* _Aim of the exercise_
Below are some records; reproduce every one of them exactly.

* _Provided records_
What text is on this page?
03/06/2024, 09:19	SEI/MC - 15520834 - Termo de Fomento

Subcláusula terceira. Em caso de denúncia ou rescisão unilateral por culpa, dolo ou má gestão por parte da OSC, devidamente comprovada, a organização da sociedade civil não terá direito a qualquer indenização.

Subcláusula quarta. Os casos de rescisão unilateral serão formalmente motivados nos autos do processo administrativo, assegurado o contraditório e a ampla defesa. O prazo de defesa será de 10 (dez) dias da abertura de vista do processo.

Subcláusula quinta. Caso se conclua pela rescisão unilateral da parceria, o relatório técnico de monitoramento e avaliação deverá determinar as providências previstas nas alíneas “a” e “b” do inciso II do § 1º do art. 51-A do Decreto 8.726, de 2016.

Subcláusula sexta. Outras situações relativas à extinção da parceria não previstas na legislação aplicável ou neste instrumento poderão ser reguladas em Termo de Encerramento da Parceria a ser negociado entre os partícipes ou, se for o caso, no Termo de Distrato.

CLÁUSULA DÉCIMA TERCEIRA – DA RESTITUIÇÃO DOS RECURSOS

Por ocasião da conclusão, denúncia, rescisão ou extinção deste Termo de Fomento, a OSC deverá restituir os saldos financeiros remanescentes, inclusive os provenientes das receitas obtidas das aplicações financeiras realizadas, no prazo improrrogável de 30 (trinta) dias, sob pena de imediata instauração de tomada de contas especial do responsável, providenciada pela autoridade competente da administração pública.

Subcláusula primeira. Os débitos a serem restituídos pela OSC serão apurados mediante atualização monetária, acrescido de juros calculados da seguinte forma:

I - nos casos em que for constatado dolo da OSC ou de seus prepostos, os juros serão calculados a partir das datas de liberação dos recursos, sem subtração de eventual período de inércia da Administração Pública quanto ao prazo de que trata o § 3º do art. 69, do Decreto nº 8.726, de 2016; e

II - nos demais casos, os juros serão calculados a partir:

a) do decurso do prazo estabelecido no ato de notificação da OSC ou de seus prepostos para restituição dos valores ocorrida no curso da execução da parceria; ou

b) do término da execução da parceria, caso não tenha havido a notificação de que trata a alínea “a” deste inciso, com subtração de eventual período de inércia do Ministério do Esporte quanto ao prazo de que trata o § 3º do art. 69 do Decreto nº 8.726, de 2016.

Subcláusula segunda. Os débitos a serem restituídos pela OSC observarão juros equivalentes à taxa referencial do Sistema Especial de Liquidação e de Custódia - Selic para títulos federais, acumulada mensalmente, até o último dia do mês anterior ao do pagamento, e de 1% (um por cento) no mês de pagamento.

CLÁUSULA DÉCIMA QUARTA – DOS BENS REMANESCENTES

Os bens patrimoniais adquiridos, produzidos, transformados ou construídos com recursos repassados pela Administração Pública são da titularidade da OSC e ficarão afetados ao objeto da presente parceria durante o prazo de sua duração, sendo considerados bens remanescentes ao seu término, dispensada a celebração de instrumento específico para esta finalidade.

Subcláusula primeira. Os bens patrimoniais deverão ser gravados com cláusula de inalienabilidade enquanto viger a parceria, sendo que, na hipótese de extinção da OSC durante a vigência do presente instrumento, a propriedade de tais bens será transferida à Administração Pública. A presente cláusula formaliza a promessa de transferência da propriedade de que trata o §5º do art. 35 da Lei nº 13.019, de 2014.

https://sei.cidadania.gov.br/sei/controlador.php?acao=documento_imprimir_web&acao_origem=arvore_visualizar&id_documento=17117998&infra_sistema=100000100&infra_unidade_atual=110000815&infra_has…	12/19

* _Written response_
What text is on this page?
03/06/2024, 09:19	SEI/MC - 15520834 - Termo de Fomento

Subcláusula terceira. Em caso de denúncia ou rescisão unilateral por culpa, dolo ou má gestão por parte da OSC, devidamente comprovada, a organização da sociedade civil não terá direito a qualquer indenização.

Subcláusula quarta. Os casos de rescisão unilateral serão formalmente motivados nos autos do processo administrativo, assegurado o contraditório e a ampla defesa. O prazo de defesa será de 10 (dez) dias da abertura de vista do processo.

Subcláusula quinta. Caso se conclua pela rescisão unilateral da parceria, o relatório técnico de monitoramento e avaliação deverá determinar as providências previstas nas alíneas “a” e “b” do inciso II do § 1º do art. 51-A do Decreto 8.726, de 2016.

Subcláusula sexta. Outras situações relativas à extinção da parceria não previstas na legislação aplicável ou neste instrumento poderão ser reguladas em Termo de Encerramento da Parceria a ser negociado entre os partícipes ou, se for o caso, no Termo de Distrato.

CLÁUSULA DÉCIMA TERCEIRA – DA RESTITUIÇÃO DOS RECURSOS

Por ocasião da conclusão, denúncia, rescisão ou extinção deste Termo de Fomento, a OSC deverá restituir os saldos financeiros remanescentes, inclusive os provenientes das receitas obtidas das aplicações financeiras realizadas, no prazo improrrogável de 30 (trinta) dias, sob pena de imediata instauração de tomada de contas especial do responsável, providenciada pela autoridade competente da administração pública.

Subcláusula primeira. Os débitos a serem restituídos pela OSC serão apurados mediante atualização monetária, acrescido de juros calculados da seguinte forma:

I - nos casos em que for constatado dolo da OSC ou de seus prepostos, os juros serão calculados a partir das datas de liberação dos recursos, sem subtração de eventual período de inércia da Administração Pública quanto ao prazo de que trata o § 3º do art. 69, do Decreto nº 8.726, de 2016; e

II - nos demais casos, os juros serão calculados a partir:

a) do decurso do prazo estabelecido no ato de notificação da OSC ou de seus prepostos para restituição dos valores ocorrida no curso da execução da parceria; ou

b) do término da execução da parceria, caso não tenha havido a notificação de que trata a alínea “a” deste inciso, com subtração de eventual período de inércia do Ministério do Esporte quanto ao prazo de que trata o § 3º do art. 69 do Decreto nº 8.726, de 2016.

Subcláusula segunda. Os débitos a serem restituídos pela OSC observarão juros equivalentes à taxa referencial do Sistema Especial de Liquidação e de Custódia - Selic para títulos federais, acumulada mensalmente, até o último dia do mês anterior ao do pagamento, e de 1% (um por cento) no mês de pagamento.

CLÁUSULA DÉCIMA QUARTA – DOS BENS REMANESCENTES

Os bens patrimoniais adquiridos, produzidos, transformados ou construídos com recursos repassados pela Administração Pública são da titularidade da OSC e ficarão afetados ao objeto da presente parceria durante o prazo de sua duração, sendo considerados bens remanescentes ao seu término, dispensada a celebração de instrumento específico para esta finalidade.

Subcláusula primeira. Os bens patrimoniais deverão ser gravados com cláusula de inalienabilidade enquanto viger a parceria, sendo que, na hipótese de extinção da OSC durante a vigência do presente instrumento, a propriedade de tais bens será transferida à Administração Pública. A presente cláusula formaliza a promessa de transferência da propriedade de que trata o §5º do art. 35 da Lei nº 13.019, de 2014.

https://sei.cidadania.gov.br/sei/controlador.php?acao=documento_imprimir_web&acao_origem=arvore_visualizar&id_documento=17117998&infra_sistema=100000100&infra_unidade_atual=110000815&infra_has…	12/19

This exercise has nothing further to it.